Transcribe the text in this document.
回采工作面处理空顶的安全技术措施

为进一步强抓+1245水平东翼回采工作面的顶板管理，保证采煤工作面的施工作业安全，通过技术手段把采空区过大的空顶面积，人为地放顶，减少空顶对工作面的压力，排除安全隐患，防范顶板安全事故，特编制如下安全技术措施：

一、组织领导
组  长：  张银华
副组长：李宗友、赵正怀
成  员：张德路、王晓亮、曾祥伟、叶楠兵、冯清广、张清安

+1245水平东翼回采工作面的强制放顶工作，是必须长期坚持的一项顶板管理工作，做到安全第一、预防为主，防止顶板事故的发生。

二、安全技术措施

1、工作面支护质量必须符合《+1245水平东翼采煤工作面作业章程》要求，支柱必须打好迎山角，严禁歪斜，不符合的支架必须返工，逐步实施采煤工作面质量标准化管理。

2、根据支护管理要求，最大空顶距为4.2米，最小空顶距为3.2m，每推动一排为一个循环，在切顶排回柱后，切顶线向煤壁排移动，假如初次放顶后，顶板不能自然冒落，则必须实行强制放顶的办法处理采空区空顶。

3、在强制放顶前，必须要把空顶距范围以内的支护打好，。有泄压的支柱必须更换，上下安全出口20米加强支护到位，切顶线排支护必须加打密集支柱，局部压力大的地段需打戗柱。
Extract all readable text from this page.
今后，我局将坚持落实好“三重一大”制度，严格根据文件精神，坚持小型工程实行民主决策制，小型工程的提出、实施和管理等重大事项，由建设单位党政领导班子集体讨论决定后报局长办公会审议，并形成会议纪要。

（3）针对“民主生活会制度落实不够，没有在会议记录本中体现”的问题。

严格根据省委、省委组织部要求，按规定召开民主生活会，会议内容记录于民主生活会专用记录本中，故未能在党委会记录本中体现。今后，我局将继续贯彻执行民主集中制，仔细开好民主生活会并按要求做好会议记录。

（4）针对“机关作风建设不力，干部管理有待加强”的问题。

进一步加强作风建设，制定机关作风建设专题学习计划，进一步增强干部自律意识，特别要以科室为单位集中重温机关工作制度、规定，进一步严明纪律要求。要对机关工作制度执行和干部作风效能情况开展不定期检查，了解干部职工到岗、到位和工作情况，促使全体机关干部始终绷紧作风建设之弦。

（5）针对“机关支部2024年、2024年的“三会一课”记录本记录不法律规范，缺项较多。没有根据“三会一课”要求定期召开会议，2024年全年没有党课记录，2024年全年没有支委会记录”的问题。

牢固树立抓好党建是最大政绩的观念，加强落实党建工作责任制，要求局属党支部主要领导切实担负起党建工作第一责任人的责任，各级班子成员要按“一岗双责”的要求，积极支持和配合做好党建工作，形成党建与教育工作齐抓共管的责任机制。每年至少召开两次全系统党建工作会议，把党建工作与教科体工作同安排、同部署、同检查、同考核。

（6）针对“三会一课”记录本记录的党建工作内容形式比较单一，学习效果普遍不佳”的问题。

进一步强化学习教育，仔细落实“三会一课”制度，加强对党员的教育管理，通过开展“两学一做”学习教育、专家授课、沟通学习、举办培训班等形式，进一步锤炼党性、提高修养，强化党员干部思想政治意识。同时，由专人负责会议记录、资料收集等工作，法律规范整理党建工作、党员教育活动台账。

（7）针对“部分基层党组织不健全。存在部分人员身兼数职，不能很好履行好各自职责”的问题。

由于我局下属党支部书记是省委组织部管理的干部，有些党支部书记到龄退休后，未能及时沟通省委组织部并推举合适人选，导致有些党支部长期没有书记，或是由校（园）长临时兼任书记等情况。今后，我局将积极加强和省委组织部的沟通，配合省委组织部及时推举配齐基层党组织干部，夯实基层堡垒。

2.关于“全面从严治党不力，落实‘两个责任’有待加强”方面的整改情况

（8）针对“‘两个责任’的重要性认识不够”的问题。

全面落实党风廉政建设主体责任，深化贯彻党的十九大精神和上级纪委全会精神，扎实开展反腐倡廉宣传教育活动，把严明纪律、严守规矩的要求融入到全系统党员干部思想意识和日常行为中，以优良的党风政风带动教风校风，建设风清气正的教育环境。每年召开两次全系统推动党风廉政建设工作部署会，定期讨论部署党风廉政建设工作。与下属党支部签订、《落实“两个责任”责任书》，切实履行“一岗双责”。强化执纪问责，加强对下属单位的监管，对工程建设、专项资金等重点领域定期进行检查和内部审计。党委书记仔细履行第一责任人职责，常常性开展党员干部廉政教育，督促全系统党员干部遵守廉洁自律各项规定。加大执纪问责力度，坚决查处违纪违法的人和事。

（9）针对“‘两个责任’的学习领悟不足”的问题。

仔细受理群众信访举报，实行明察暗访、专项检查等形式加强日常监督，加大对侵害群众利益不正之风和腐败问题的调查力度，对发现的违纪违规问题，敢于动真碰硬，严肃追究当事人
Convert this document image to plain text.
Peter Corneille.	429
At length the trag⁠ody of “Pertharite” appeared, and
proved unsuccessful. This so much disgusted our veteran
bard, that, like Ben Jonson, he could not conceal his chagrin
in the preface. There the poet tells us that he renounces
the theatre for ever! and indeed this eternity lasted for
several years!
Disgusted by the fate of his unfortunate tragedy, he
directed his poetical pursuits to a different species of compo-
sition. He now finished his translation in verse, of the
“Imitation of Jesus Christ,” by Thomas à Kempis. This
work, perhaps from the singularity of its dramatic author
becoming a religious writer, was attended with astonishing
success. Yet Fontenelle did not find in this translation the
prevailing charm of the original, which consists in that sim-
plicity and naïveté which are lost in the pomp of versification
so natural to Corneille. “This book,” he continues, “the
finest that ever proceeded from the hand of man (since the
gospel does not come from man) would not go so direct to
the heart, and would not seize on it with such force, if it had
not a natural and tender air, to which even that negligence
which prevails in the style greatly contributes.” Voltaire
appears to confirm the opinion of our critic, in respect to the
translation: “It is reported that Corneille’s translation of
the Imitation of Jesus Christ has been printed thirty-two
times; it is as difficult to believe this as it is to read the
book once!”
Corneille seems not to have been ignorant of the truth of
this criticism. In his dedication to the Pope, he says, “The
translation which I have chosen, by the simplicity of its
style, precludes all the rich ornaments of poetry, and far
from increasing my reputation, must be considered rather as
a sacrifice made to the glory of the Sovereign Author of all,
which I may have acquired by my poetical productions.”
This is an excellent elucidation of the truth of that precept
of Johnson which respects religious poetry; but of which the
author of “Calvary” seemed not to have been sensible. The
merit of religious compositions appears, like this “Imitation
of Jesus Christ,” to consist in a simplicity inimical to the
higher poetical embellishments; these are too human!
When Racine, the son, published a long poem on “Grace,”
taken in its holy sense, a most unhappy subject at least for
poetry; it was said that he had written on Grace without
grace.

What the task requires.
Give the number of lines in the entries that hold the word "which", and nothing else.

Task output.
7